The task =>
Work out how many lines contain "foam". Reply with the count alone.

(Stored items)
++++
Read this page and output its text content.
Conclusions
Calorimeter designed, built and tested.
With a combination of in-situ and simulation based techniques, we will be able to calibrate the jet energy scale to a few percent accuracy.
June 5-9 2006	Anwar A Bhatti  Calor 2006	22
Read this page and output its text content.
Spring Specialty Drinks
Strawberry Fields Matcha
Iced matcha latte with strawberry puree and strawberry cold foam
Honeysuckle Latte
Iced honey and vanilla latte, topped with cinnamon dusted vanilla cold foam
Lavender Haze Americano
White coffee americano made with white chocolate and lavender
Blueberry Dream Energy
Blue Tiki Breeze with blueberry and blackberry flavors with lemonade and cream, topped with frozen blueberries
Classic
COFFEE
++++
Result of this exercise =>
2